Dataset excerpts
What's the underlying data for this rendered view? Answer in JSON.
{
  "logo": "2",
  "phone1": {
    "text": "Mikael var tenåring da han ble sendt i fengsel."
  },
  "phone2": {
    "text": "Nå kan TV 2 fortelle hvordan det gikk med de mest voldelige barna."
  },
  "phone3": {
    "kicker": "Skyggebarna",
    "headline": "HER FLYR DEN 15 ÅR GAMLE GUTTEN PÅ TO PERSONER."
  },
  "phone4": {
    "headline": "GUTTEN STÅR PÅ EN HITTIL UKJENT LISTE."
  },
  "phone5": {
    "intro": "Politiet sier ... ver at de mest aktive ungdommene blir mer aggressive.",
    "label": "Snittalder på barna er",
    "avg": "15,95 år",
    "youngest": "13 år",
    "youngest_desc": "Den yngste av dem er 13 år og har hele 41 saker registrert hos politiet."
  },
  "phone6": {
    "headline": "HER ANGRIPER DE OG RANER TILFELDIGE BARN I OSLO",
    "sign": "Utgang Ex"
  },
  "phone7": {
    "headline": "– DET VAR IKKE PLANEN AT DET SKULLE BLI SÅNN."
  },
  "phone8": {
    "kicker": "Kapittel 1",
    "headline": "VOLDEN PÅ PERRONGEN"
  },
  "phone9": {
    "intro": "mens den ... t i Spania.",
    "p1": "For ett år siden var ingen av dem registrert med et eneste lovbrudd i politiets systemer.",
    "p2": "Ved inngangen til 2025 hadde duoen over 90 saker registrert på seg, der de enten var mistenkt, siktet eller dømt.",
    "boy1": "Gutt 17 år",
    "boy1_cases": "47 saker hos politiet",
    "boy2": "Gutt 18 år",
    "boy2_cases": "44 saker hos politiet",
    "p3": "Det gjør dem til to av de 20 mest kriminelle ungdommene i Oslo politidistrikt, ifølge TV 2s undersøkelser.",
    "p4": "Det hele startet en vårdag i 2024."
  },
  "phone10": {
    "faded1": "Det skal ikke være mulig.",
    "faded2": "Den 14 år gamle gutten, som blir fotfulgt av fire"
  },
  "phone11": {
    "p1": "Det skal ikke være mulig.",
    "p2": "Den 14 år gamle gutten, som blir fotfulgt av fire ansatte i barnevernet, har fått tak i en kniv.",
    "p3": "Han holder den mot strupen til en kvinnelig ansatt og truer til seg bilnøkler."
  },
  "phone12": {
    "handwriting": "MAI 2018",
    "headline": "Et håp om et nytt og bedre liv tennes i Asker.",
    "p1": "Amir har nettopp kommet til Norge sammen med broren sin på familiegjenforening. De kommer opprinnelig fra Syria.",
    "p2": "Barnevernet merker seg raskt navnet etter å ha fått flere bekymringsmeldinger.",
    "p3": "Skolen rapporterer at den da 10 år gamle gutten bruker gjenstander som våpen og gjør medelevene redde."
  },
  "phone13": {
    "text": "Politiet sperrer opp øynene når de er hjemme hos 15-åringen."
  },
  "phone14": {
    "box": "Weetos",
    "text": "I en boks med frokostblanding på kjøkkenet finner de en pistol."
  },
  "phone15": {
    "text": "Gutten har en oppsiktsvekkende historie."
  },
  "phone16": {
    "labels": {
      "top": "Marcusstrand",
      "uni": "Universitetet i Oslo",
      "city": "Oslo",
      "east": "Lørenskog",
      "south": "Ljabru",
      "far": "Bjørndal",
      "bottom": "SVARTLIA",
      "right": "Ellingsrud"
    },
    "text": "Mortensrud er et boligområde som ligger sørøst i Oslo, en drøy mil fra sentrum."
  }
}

Exercise objective. Would you reproduce the material above in full, exactly as given?

Worked answer.
What's the underlying data for this rendered view? Answer in JSON.
{
  "logo": "2",
  "phone1": {
    "text": "Mikael var tenåring da han ble sendt i fengsel."
  },
  "phone2": {
    "text": "Nå kan TV 2 fortelle hvordan det gikk med de mest voldelige barna."
  },
  "phone3": {
    "kicker": "Skyggebarna",
    "headline": "HER FLYR DEN 15 ÅR GAMLE GUTTEN PÅ TO PERSONER."
  },
  "phone4": {
    "headline": "GUTTEN STÅR PÅ EN HITTIL UKJENT LISTE."
  },
  "phone5": {
    "intro": "Politiet sier ... ver at de mest aktive ungdommene blir mer aggressive.",
    "label": "Snittalder på barna er",
    "avg": "15,95 år",
    "youngest": "13 år",
    "youngest_desc": "Den yngste av dem er 13 år og har hele 41 saker registrert hos politiet."
  },
  "phone6": {
    "headline": "HER ANGRIPER DE OG RANER TILFELDIGE BARN I OSLO",
    "sign": "Utgang Ex"
  },
  "phone7": {
    "headline": "– DET VAR IKKE PLANEN AT DET SKULLE BLI SÅNN."
  },
  "phone8": {
    "kicker": "Kapittel 1",
    "headline": "VOLDEN PÅ PERRONGEN"
  },
  "phone9": {
    "intro": "mens den ... t i Spania.",
    "p1": "For ett år siden var ingen av dem registrert med et eneste lovbrudd i politiets systemer.",
    "p2": "Ved inngangen til 2025 hadde duoen over 90 saker registrert på seg, der de enten var mistenkt, siktet eller dømt.",
    "boy1": "Gutt 17 år",
    "boy1_cases": "47 saker hos politiet",
    "boy2": "Gutt 18 år",
    "boy2_cases": "44 saker hos politiet",
    "p3": "Det gjør dem til to av de 20 mest kriminelle ungdommene i Oslo politidistrikt, ifølge TV 2s undersøkelser.",
    "p4": "Det hele startet en vårdag i 2024."
  },
  "phone10": {
    "faded1": "Det skal ikke være mulig.",
    "faded2": "Den 14 år gamle gutten, som blir fotfulgt av fire"
  },
  "phone11": {
    "p1": "Det skal ikke være mulig.",
    "p2": "Den 14 år gamle gutten, som blir fotfulgt av fire ansatte i barnevernet, har fått tak i en kniv.",
    "p3": "Han holder den mot strupen til en kvinnelig ansatt og truer til seg bilnøkler."
  },
  "phone12": {
    "handwriting": "MAI 2018",
    "headline": "Et håp om et nytt og bedre liv tennes i Asker.",
    "p1": "Amir har nettopp kommet til Norge sammen med broren sin på familiegjenforening. De kommer opprinnelig fra Syria.",
    "p2": "Barnevernet merker seg raskt navnet etter å ha fått flere bekymringsmeldinger.",
    "p3": "Skolen rapporterer at den da 10 år gamle gutten bruker gjenstander som våpen og gjør medelevene redde."
  },
  "phone13": {
    "text": "Politiet sperrer opp øynene når de er hjemme hos 15-åringen."
  },
  "phone14": {
    "box": "Weetos",
    "text": "I en boks med frokostblanding på kjøkkenet finner de en pistol."
  },
  "phone15": {
    "text": "Gutten har en oppsiktsvekkende historie."
  },
  "phone16": {
    "labels": {
      "top": "Marcusstrand",
      "uni": "Universitetet i Oslo",
      "city": "Oslo",
      "east": "Lørenskog",
      "south": "Ljabru",
      "far": "Bjørndal",
      "bottom": "SVARTLIA",
      "right": "Ellingsrud"
    },
    "text": "Mortensrud er et boligområde som ligger sørøst i Oslo, en drøy mil fra sentrum."
  }
}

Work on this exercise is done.